## Work to be completed:
In the guest essay below about John Cook, which magazine published the piece in which Cook is accused of fabricating a quote?

Guest essay by Brandon Shollenberger
Last week, John Cook published a piece in the Europhysics News magazine in which he, quite literally, fabricates a quote. You can see the details here, but basically, he took the old quote about a campaign to “reposition global warming as theory (rather than fact)” and changed it to “reposition fact as theory.” It’s mind-boggling.
Even if John Cook didn’t make the image himself, it’s hosted on Skeptical Science. He chose to publish it in this article. He is fully responsible for publishing a fabricated quote whether or not he created the fabrication.
In my first post here, I accused John Cook (the propietor of Skeptical Science) of lying about evidence. He had written an article which misrepresented multiple sources and even fabricated a quote. To this day, that fabricated quote remains in the piece. John cook has made no indication he thinks it needs to be changed (though he has fixed the quote elsewhere). This led me to observe:
Additionally, you have not apologized for fabricating the quote or explained how it happened. That is troubling. One may reasonably wonder what would have happened had I not happened to randomly read this piece and check your reference (something you apparently didn’t do). Had I not caught the mistake, would it ever have been fixed? Nobody will ever know.
Being accurate with facts, quotes and references is a fundamental aspect of reporting. If you are as apathetic toward such glaring failures in this regard as you seem to be, why should anyone trust what you say? Why should anyone trust you the next time you “quote” a source?
I can now confirm the answer to my question is, “We shouldn’t.” Almost exactly one month after that piece was published, John Cook published another article with a fabricated quote. Figure 2 of that piece includes a this blurb:
Western Fuels Association
$510,000 campaign to
“reposition fact as theory”
This quote is apparently a bastardization of an actual quote which suggested people “reposition global warming as theory (rather than fact).” A Google search for John Cook’s exact quote finds two results. A Google search for the actual quote finds tens of thousands of results, including a paper Cook was the lead author for. This shows Cook is aware of the actual quote, and had he done anything to check his figure, he’d have seen his version was wrong.
Cook fabricating two quotes in two months is bad enough, but nobody is catching him. I don’t read everything he writes, and I’m the only one who caught either of these. How many fabrications have I not caught? There’s no way to know.

## Entries:
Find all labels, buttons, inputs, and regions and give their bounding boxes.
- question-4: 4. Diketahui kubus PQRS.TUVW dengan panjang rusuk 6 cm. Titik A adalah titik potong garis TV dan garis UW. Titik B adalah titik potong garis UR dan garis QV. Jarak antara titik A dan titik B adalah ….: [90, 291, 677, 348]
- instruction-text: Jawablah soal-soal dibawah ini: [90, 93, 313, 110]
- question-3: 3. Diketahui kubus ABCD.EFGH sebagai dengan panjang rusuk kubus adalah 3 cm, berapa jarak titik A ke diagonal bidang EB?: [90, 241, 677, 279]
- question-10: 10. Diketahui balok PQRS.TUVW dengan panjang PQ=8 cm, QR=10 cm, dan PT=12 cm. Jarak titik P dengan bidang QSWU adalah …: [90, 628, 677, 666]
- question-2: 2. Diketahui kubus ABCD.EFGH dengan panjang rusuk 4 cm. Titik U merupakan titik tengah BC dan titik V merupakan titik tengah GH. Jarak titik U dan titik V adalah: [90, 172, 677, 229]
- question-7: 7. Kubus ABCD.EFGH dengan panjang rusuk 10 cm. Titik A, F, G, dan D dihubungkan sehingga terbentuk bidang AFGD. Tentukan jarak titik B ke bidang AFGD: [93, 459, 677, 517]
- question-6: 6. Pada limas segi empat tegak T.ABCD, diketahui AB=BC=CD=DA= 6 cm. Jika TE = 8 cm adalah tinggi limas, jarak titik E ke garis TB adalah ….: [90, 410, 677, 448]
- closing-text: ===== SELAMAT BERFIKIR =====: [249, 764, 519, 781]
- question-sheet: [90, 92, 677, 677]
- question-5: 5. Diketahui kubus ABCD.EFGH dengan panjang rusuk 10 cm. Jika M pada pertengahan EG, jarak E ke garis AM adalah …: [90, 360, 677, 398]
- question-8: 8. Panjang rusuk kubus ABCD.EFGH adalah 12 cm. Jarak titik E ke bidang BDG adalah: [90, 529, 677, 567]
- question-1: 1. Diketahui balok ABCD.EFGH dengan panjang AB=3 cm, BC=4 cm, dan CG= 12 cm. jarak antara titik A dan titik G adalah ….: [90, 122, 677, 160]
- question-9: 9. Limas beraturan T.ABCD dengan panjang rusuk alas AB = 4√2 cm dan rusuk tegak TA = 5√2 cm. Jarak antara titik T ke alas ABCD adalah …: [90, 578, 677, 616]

## Exercise output:
Europhysics News